WHAT YOU SHOULD DO: Transcribe the records below exactly as they appear.

RECORDS FOR THE TASK:
********************

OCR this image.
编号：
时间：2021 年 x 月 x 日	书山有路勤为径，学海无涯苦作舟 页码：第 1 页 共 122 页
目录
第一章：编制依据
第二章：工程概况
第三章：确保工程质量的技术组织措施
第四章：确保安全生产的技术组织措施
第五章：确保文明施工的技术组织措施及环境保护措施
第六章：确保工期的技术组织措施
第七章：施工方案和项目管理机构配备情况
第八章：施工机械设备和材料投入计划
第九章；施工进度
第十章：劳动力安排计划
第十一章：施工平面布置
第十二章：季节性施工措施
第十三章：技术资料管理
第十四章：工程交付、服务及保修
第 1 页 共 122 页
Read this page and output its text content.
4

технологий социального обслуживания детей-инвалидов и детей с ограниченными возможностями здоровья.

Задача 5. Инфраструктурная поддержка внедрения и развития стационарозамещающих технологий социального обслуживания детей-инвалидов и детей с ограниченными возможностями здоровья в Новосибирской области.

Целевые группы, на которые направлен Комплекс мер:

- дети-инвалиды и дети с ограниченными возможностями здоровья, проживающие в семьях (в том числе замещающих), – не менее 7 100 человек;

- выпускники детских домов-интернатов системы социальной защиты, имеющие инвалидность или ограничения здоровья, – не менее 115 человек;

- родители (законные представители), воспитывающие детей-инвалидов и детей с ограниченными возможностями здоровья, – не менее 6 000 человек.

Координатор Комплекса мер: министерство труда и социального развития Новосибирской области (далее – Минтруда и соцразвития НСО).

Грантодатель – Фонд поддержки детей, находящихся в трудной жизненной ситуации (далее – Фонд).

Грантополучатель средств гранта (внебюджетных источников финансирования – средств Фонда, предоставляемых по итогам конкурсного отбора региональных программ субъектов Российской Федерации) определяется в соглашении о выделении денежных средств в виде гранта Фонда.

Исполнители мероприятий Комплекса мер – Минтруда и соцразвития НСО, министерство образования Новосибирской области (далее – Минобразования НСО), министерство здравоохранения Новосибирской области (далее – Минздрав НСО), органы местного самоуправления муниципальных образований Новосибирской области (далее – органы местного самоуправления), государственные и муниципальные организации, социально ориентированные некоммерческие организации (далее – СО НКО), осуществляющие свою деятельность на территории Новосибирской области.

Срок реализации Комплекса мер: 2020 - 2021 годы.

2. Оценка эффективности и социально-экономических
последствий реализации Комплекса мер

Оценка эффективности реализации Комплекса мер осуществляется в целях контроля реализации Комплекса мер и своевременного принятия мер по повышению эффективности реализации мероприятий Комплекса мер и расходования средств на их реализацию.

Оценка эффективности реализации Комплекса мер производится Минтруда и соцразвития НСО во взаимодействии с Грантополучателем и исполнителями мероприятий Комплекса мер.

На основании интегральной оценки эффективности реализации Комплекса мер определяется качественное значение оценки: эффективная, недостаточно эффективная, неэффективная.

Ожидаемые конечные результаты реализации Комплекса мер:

********************

TASK RESULT:
OCR this image.
编号：
时间：2021 年 x 月 x 日	书山有路勤为径，学海无涯苦作舟 页码：第 1 页 共 122 页
目录
第一章：编制依据
第二章：工程概况
第三章：确保工程质量的技术组织措施
第四章：确保安全生产的技术组织措施
第五章：确保文明施工的技术组织措施及环境保护措施
第六章：确保工期的技术组织措施
第七章：施工方案和项目管理机构配备情况
第八章：施工机械设备和材料投入计划
第九章；施工进度
第十章：劳动力安排计划
第十一章：施工平面布置
第十二章：季节性施工措施
第十三章：技术资料管理
第十四章：工程交付、服务及保修
第 1 页 共 122 页
Read this page and output its text content.
4

технологий социального обслуживания детей-инвалидов и детей с ограниченными возможностями здоровья.

Задача 5. Инфраструктурная поддержка внедрения и развития стационарозамещающих технологий социального обслуживания детей-инвалидов и детей с ограниченными возможностями здоровья в Новосибирской области.

Целевые группы, на которые направлен Комплекс мер:

- дети-инвалиды и дети с ограниченными возможностями здоровья, проживающие в семьях (в том числе замещающих), – не менее 7 100 человек;

- выпускники детских домов-интернатов системы социальной защиты, имеющие инвалидность или ограничения здоровья, – не менее 115 человек;

- родители (законные представители), воспитывающие детей-инвалидов и детей с ограниченными возможностями здоровья, – не менее 6 000 человек.

Координатор Комплекса мер: министерство труда и социального развития Новосибирской области (далее – Минтруда и соцразвития НСО).

Грантодатель – Фонд поддержки детей, находящихся в трудной жизненной ситуации (далее – Фонд).

Грантополучатель средств гранта (внебюджетных источников финансирования – средств Фонда, предоставляемых по итогам конкурсного отбора региональных программ субъектов Российской Федерации) определяется в соглашении о выделении денежных средств в виде гранта Фонда.

Исполнители мероприятий Комплекса мер – Минтруда и соцразвития НСО, министерство образования Новосибирской области (далее – Минобразования НСО), министерство здравоохранения Новосибирской области (далее – Минздрав НСО), органы местного самоуправления муниципальных образований Новосибирской области (далее – органы местного самоуправления), государственные и муниципальные организации, социально ориентированные некоммерческие организации (далее – СО НКО), осуществляющие свою деятельность на территории Новосибирской области.

Срок реализации Комплекса мер: 2020 - 2021 годы.

2. Оценка эффективности и социально-экономических
последствий реализации Комплекса мер

Оценка эффективности реализации Комплекса мер осуществляется в целях контроля реализации Комплекса мер и своевременного принятия мер по повышению эффективности реализации мероприятий Комплекса мер и расходования средств на их реализацию.

Оценка эффективности реализации Комплекса мер производится Минтруда и соцразвития НСО во взаимодействии с Грантополучателем и исполнителями мероприятий Комплекса мер.

На основании интегральной оценки эффективности реализации Комплекса мер определяется качественное значение оценки: эффективная, недостаточно эффективная, неэффективная.

Ожидаемые конечные результаты реализации Комплекса мер:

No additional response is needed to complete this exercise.